## start
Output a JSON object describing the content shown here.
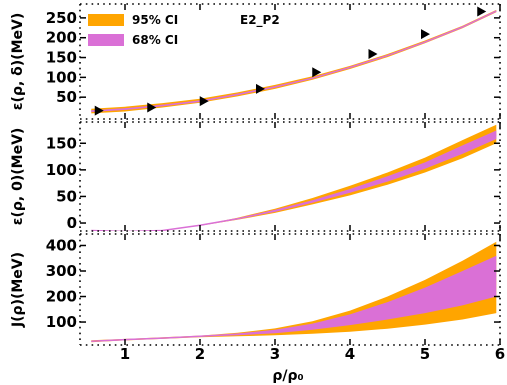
{
  "chart_data": {
    "type": "area",
    "colors": {
      "ci95": "#ffa500",
      "ci68": "#da70d6",
      "line": "#da70d6",
      "markers": "#000000"
    },
    "legend": {
      "placement": "top-left",
      "items": [
        "95% CI",
        "68% CI"
      ],
      "annotation": "E2_P2"
    },
    "shared_x": {
      "label": "ρ/ρ₀",
      "range": [
        0.4,
        6.0
      ],
      "ticks": [
        1,
        2,
        3,
        4,
        5,
        6
      ],
      "tick_labels": [
        "1",
        "2",
        "3",
        "4",
        "5",
        "6"
      ],
      "minor_ticks": true
    },
    "panels": [
      {
        "ylabel": "ε(ρ, δ)(MeV)",
        "ylim": [
          -5,
          285
        ],
        "yticks": [
          50,
          100,
          150,
          200,
          250
        ],
        "ytick_labels": [
          "50",
          "100",
          "150",
          "200",
          "250"
        ],
        "band_x": [
          0.55,
          1.0,
          1.5,
          2.0,
          2.5,
          3.0,
          3.5,
          4.0,
          4.5,
          5.0,
          5.5,
          5.95
        ],
        "ci95_upper": [
          21,
          26,
          35,
          46,
          62,
          81,
          103,
          129,
          159,
          193,
          230,
          270
        ],
        "ci95_lower": [
          9,
          14,
          24,
          36,
          52,
          71,
          94,
          121,
          151,
          186,
          224,
          264
        ],
        "ci68_upper": [
          17,
          22,
          31,
          42,
          58,
          77,
          99,
          126,
          156,
          190,
          228,
          268
        ],
        "ci68_lower": [
          13,
          18,
          27,
          39,
          55,
          74,
          97,
          124,
          154,
          188,
          226,
          266
        ],
        "line": [
          15,
          20,
          29,
          40,
          57,
          76,
          98,
          125,
          155,
          189,
          227,
          267
        ],
        "markers": {
          "x": [
            0.65,
            1.35,
            2.05,
            2.8,
            3.55,
            4.3,
            5.0,
            5.75
          ],
          "y": [
            16,
            24,
            40,
            71,
            113,
            159,
            209,
            266
          ]
        }
      },
      {
        "ylabel": "ε(ρ, 0)(MeV)",
        "ylim": [
          -15,
          190
        ],
        "yticks": [
          0,
          50,
          100,
          150
        ],
        "ytick_labels": [
          "0",
          "50",
          "100",
          "150"
        ],
        "band_x": [
          0.55,
          1.0,
          1.5,
          2.0,
          2.5,
          3.0,
          3.5,
          4.0,
          4.5,
          5.0,
          5.5,
          5.95
        ],
        "ci95_upper": [
          -14,
          -16,
          -14,
          -4,
          10,
          27,
          47,
          70,
          95,
          123,
          156,
          185
        ],
        "ci95_lower": [
          -14,
          -16,
          -14,
          -5,
          6,
          19,
          35,
          52,
          72,
          95,
          122,
          150
        ],
        "ci68_upper": [
          -14,
          -16,
          -14,
          -4,
          9,
          25,
          43,
          64,
          88,
          114,
          146,
          174
        ],
        "ci68_lower": [
          -14,
          -16,
          -14,
          -5,
          7,
          21,
          38,
          57,
          78,
          102,
          130,
          158
        ],
        "line": [
          -14,
          -16,
          -14,
          -4,
          8,
          23,
          41,
          61,
          83,
          108,
          138,
          166
        ]
      },
      {
        "ylabel": "J(ρ)(MeV)",
        "ylim": [
          10,
          445
        ],
        "yticks": [
          100,
          200,
          300,
          400
        ],
        "ytick_labels": [
          "100",
          "200",
          "300",
          "400"
        ],
        "band_x": [
          0.55,
          1.0,
          1.5,
          2.0,
          2.5,
          3.0,
          3.5,
          4.0,
          4.5,
          5.0,
          5.5,
          5.95
        ],
        "ci95_upper": [
          29,
          34,
          40,
          47,
          58,
          75,
          103,
          145,
          200,
          265,
          340,
          415
        ],
        "ci95_lower": [
          21,
          28,
          34,
          40,
          44,
          48,
          54,
          62,
          74,
          90,
          110,
          135
        ],
        "ci68_upper": [
          27,
          33,
          38,
          45,
          55,
          70,
          94,
          130,
          178,
          235,
          300,
          360
        ],
        "ci68_lower": [
          23,
          29,
          36,
          42,
          48,
          56,
          70,
          88,
          110,
          135,
          165,
          200
        ],
        "line": [
          25,
          31,
          37,
          44,
          52,
          63,
          82,
          109,
          144,
          185,
          232,
          280
        ]
      }
    ]
  }
}
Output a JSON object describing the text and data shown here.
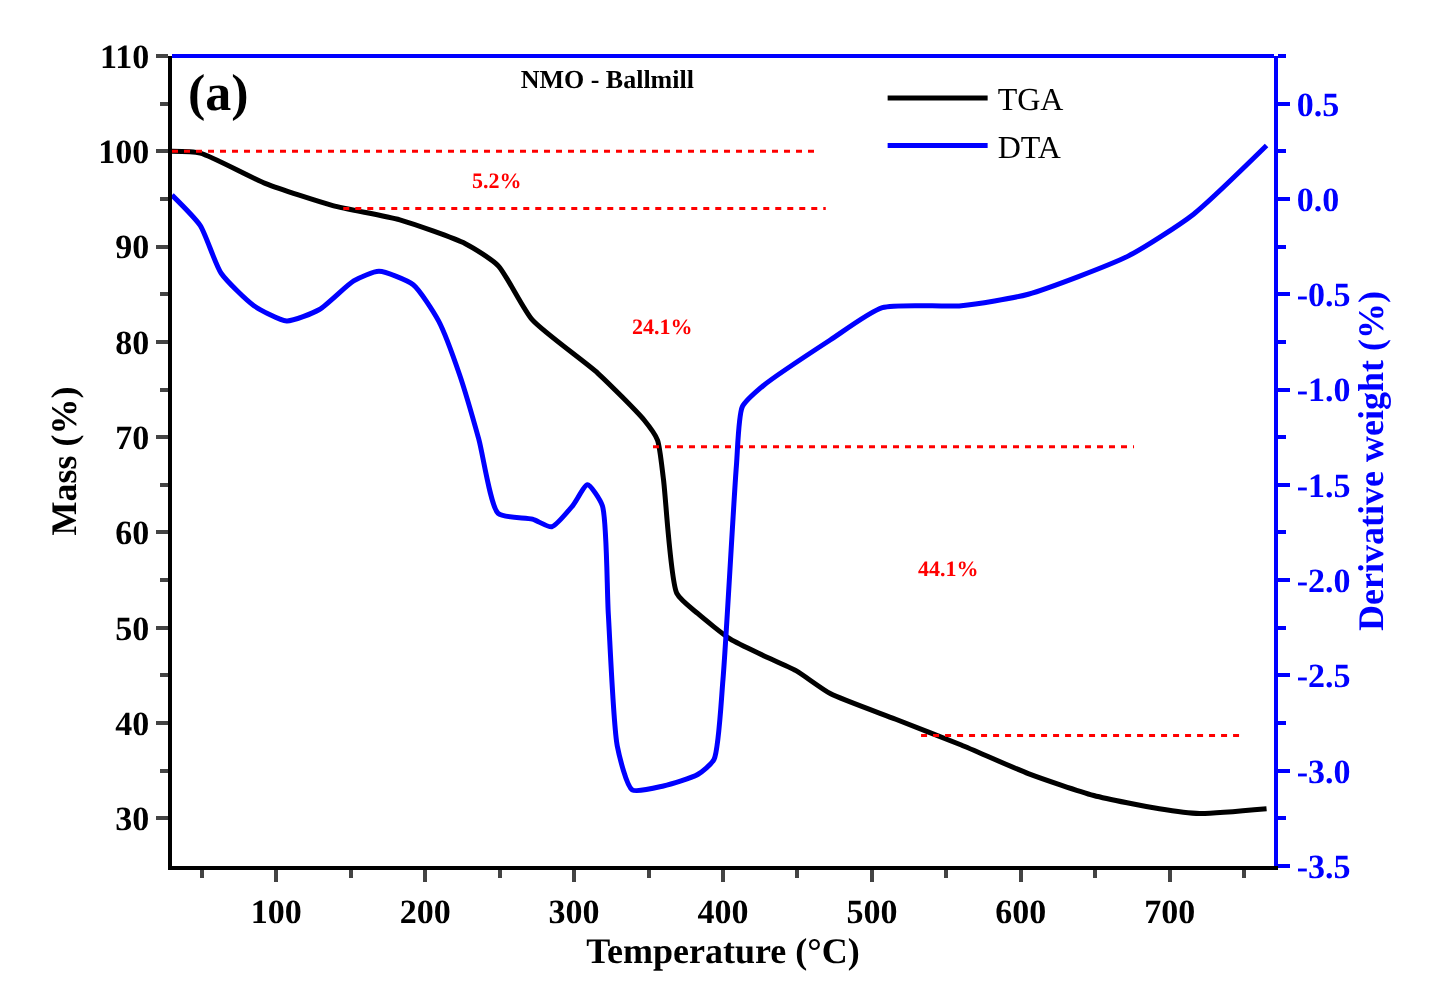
## end
Reproduce every line above as written, skipping pictures.

Output of the task
Output a JSON object describing the content shown here.
{
  "chart_data": {
    "type": "area",
    "colors": {
      "ci95": "#ffa500",
      "ci68": "#da70d6",
      "line": "#da70d6",
      "markers": "#000000"
    },
    "legend": {
      "placement": "top-left",
      "items": [
        "95% CI",
        "68% CI"
      ],
      "annotation": "E2_P2"
    },
    "shared_x": {
      "label": "ρ/ρ₀",
      "range": [
        0.4,
        6.0
      ],
      "ticks": [
        1,
        2,
        3,
        4,
        5,
        6
      ],
      "tick_labels": [
        "1",
        "2",
        "3",
        "4",
        "5",
        "6"
      ],
      "minor_ticks": true
    },
    "panels": [
      {
        "ylabel": "ε(ρ, δ)(MeV)",
        "ylim": [
          -5,
          285
        ],
        "yticks": [
          50,
          100,
          150,
          200,
          250
        ],
        "ytick_labels": [
          "50",
          "100",
          "150",
          "200",
          "250"
        ],
        "band_x": [
          0.55,
          1.0,
          1.5,
          2.0,
          2.5,
          3.0,
          3.5,
          4.0,
          4.5,
          5.0,
          5.5,
          5.95
        ],
        "ci95_upper": [
          21,
          26,
          35,
          46,
          62,
          81,
          103,
          129,
          159,
          193,
          230,
          270
        ],
        "ci95_lower": [
          9,
          14,
          24,
          36,
          52,
          71,
          94,
          121,
          151,
          186,
          224,
          264
        ],
        "ci68_upper": [
          17,
          22,
          31,
          42,
          58,
          77,
          99,
          126,
          156,
          190,
          228,
          268
        ],
        "ci68_lower": [
          13,
          18,
          27,
          39,
          55,
          74,
          97,
          124,
          154,
          188,
          226,
          266
        ],
        "line": [
          15,
          20,
          29,
          40,
          57,
          76,
          98,
          125,
          155,
          189,
          227,
          267
        ],
        "markers": {
          "x": [
            0.65,
            1.35,
            2.05,
            2.8,
            3.55,
            4.3,
            5.0,
            5.75
          ],
          "y": [
            16,
            24,
            40,
            71,
            113,
            159,
            209,
            266
          ]
        }
      },
      {
        "ylabel": "ε(ρ, 0)(MeV)",
        "ylim": [
          -15,
          190
        ],
        "yticks": [
          0,
          50,
          100,
          150
        ],
        "ytick_labels": [
          "0",
          "50",
          "100",
          "150"
        ],
        "band_x": [
          0.55,
          1.0,
          1.5,
          2.0,
          2.5,
          3.0,
          3.5,
          4.0,
          4.5,
          5.0,
          5.5,
          5.95
        ],
        "ci95_upper": [
          -14,
          -16,
          -14,
          -4,
          10,
          27,
          47,
          70,
          95,
          123,
          156,
          185
        ],
        "ci95_lower": [
          -14,
          -16,
          -14,
          -5,
          6,
          19,
          35,
          52,
          72,
          95,
          122,
          150
        ],
        "ci68_upper": [
          -14,
          -16,
          -14,
          -4,
          9,
          25,
          43,
          64,
          88,
          114,
          146,
          174
        ],
        "ci68_lower": [
          -14,
          -16,
          -14,
          -5,
          7,
          21,
          38,
          57,
          78,
          102,
          130,
          158
        ],
        "line": [
          -14,
          -16,
          -14,
          -4,
          8,
          23,
          41,
          61,
          83,
          108,
          138,
          166
        ]
      },
      {
        "ylabel": "J(ρ)(MeV)",
        "ylim": [
          10,
          445
        ],
        "yticks": [
          100,
          200,
          300,
          400
        ],
        "ytick_labels": [
          "100",
          "200",
          "300",
          "400"
        ],
        "band_x": [
          0.55,
          1.0,
          1.5,
          2.0,
          2.5,
          3.0,
          3.5,
          4.0,
          4.5,
          5.0,
          5.5,
          5.95
        ],
        "ci95_upper": [
          29,
          34,
          40,
          47,
          58,
          75,
          103,
          145,
          200,
          265,
          340,
          415
        ],
        "ci95_lower": [
          21,
          28,
          34,
          40,
          44,
          48,
          54,
          62,
          74,
          90,
          110,
          135
        ],
        "ci68_upper": [
          27,
          33,
          38,
          45,
          55,
          70,
          94,
          130,
          178,
          235,
          300,
          360
        ],
        "ci68_lower": [
          23,
          29,
          36,
          42,
          48,
          56,
          70,
          88,
          110,
          135,
          165,
          200
        ],
        "line": [
          25,
          31,
          37,
          44,
          52,
          63,
          82,
          109,
          144,
          185,
          232,
          280
        ]
      }
    ]
  }
}
Output a JSON object describing the text and data shown here.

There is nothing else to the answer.